(Dataset rows)

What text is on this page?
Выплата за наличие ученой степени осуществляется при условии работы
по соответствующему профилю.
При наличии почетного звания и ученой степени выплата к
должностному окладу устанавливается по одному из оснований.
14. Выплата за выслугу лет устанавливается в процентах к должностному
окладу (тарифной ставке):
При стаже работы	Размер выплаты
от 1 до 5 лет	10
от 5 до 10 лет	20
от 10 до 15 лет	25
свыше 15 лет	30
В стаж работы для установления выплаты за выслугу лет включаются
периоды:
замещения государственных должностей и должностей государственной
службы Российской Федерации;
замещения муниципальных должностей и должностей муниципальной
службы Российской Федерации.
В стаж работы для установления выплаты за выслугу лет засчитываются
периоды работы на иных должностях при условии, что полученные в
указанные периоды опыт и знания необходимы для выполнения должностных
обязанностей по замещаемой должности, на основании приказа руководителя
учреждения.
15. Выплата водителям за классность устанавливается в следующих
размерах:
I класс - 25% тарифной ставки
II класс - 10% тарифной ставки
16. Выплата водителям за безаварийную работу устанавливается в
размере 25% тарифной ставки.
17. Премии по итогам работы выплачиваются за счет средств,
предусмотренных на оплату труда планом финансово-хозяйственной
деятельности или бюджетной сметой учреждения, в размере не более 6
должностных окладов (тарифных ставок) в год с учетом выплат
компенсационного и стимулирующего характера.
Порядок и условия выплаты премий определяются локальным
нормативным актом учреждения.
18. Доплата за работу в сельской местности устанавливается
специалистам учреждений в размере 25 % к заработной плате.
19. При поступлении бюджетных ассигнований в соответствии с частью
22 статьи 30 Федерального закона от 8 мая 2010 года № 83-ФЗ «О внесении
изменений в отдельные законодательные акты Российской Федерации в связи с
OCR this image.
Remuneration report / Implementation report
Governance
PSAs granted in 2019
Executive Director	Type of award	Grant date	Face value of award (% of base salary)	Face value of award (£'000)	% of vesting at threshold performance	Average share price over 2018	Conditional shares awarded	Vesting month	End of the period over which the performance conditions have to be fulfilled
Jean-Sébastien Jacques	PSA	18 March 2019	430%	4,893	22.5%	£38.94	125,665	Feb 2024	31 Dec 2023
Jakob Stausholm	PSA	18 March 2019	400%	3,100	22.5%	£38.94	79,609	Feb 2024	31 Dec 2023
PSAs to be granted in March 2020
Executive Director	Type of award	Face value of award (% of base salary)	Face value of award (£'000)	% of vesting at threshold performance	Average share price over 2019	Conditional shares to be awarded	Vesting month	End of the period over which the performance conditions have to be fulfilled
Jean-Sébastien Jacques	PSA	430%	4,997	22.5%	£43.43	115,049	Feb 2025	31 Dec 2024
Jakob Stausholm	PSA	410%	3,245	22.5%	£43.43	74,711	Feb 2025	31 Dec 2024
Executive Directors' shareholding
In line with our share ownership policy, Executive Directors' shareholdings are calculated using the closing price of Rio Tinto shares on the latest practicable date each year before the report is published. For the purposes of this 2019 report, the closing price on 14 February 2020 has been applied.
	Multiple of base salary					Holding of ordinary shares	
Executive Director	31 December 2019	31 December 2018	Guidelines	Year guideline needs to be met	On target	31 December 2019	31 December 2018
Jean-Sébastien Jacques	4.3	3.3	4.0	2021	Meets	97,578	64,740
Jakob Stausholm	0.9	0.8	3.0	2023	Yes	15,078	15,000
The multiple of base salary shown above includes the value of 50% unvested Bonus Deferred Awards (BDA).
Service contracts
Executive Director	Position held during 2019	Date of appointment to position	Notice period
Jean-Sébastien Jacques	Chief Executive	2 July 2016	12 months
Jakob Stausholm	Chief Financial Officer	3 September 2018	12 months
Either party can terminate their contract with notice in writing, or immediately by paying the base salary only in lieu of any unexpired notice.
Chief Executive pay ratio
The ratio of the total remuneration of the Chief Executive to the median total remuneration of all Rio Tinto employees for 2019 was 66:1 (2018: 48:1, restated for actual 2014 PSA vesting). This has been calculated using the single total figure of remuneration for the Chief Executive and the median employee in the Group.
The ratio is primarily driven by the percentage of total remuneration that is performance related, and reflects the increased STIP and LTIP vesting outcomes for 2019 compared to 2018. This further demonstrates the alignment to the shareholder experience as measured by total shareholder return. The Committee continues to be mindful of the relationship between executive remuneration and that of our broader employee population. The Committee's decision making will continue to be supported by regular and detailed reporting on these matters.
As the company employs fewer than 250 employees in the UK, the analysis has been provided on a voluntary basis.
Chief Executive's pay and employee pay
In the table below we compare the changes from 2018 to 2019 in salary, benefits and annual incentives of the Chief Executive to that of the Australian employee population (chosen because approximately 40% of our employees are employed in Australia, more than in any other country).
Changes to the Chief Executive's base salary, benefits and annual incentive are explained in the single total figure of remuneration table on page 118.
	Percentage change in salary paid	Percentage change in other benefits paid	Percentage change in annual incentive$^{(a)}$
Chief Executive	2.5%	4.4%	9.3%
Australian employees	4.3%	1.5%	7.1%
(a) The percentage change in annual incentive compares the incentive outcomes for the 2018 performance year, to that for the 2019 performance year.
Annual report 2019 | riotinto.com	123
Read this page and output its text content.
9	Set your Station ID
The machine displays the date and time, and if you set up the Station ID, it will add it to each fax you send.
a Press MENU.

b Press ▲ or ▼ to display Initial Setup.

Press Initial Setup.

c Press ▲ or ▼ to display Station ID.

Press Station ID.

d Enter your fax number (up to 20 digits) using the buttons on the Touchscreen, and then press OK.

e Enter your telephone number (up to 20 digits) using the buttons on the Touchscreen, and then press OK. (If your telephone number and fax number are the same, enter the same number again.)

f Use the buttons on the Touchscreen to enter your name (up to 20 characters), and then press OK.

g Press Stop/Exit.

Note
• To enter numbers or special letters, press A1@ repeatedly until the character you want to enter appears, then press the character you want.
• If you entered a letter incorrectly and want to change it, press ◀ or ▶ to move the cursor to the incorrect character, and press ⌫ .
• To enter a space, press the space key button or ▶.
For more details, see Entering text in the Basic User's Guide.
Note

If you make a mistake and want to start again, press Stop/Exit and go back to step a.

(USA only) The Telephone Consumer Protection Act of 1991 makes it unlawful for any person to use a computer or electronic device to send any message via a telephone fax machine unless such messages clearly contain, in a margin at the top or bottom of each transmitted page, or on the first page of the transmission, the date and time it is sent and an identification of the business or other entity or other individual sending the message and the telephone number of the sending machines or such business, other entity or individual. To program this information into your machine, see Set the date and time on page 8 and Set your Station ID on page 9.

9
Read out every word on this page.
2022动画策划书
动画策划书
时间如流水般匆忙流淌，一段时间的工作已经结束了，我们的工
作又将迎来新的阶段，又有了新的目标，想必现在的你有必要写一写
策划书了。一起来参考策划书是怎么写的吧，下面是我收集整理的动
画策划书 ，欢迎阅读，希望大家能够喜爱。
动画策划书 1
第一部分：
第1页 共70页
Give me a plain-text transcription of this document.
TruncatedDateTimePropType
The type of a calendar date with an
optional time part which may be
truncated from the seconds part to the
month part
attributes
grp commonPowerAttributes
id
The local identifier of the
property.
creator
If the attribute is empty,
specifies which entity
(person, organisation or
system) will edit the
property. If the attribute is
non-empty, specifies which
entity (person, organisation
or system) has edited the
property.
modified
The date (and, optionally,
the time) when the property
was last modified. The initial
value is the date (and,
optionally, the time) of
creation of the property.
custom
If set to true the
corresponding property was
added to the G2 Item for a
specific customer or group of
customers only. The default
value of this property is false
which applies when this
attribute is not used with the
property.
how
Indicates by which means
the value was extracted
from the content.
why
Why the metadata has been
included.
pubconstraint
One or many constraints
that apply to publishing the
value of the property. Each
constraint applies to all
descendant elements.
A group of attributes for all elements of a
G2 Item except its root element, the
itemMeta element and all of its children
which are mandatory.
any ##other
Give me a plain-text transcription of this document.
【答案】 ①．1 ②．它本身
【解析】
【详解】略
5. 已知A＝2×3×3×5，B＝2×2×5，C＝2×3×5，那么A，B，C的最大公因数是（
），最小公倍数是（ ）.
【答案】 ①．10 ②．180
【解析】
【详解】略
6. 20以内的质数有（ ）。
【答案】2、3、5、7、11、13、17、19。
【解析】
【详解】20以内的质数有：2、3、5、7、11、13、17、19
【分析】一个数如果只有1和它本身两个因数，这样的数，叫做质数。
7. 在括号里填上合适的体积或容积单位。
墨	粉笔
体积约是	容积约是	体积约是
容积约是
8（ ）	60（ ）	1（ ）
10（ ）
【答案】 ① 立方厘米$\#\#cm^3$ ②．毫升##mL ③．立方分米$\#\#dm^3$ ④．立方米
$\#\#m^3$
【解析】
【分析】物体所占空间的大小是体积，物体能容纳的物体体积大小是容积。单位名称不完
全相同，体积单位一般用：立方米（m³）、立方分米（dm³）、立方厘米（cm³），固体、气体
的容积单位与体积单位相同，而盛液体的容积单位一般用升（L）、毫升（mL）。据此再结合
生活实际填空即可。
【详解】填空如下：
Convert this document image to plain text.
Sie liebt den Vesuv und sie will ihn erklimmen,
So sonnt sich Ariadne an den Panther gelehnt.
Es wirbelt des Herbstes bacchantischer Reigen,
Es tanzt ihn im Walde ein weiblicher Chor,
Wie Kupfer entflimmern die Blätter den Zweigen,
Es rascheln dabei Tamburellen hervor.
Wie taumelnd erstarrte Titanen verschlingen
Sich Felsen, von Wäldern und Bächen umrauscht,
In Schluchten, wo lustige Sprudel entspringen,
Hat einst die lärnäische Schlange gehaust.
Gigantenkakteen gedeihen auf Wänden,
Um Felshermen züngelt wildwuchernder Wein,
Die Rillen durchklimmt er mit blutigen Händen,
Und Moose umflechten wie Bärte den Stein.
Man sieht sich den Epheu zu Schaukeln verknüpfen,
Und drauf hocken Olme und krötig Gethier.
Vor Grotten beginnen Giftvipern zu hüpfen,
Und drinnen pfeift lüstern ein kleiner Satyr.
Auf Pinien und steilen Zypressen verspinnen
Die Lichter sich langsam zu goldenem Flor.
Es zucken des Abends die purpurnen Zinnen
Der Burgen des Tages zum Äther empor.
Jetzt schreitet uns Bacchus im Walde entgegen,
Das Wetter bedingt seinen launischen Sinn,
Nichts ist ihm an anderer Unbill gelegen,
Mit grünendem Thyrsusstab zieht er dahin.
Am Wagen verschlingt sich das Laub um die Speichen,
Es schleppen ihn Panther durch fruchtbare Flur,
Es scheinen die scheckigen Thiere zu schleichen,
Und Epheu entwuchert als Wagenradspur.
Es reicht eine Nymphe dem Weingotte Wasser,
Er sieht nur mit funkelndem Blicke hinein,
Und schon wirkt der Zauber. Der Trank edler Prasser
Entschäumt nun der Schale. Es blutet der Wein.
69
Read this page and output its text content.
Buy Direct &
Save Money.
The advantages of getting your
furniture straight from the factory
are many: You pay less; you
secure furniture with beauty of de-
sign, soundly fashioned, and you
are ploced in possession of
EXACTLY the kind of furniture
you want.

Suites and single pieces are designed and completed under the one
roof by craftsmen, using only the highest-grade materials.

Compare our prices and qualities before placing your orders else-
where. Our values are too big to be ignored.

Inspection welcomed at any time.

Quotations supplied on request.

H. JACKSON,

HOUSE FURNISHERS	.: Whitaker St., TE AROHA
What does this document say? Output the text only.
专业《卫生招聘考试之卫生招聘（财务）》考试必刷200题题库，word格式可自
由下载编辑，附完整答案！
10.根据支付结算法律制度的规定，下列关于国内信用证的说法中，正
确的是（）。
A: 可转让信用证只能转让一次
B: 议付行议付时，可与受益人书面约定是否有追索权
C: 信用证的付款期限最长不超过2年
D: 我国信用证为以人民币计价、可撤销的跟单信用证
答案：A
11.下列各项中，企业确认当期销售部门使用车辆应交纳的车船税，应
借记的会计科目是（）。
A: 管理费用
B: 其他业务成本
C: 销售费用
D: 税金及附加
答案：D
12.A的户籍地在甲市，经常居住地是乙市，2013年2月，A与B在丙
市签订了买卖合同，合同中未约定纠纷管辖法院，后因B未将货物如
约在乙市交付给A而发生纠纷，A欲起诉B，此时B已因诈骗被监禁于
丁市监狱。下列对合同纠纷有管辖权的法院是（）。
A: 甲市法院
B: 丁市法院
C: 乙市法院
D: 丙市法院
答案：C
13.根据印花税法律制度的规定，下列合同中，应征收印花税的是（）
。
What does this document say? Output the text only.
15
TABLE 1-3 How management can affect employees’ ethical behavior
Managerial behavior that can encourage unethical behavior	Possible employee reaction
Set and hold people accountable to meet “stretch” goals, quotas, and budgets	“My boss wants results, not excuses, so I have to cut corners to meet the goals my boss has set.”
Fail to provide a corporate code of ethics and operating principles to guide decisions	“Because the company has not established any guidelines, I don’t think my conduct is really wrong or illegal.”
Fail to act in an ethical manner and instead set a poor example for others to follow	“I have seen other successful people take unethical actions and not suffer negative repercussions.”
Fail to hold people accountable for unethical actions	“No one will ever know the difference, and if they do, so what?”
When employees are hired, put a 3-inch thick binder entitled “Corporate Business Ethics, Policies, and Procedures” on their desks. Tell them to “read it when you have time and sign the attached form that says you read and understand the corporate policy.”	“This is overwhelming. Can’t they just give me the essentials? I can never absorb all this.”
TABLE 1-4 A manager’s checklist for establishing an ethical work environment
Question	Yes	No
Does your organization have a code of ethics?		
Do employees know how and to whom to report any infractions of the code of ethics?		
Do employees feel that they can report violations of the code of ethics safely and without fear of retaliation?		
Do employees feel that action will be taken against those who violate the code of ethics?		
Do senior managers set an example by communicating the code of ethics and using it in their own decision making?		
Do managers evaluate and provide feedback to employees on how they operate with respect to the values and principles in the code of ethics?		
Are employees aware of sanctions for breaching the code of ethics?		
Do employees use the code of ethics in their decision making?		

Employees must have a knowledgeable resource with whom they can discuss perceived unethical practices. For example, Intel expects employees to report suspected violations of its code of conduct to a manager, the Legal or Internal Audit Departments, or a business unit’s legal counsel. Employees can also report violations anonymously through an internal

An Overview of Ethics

Stated exercise: Lines of the material that contain the word "立方分米" are to be gathered.

Reply to the exercise:
【答案】 ① 立方厘米$\#\#cm^3$ ②．毫升##mL ③．立方分米$\#\#dm^3$ ④．立方米
全相同，体积单位一般用：立方米（m³）、立方分米（dm³）、立方厘米（cm³），固体、气体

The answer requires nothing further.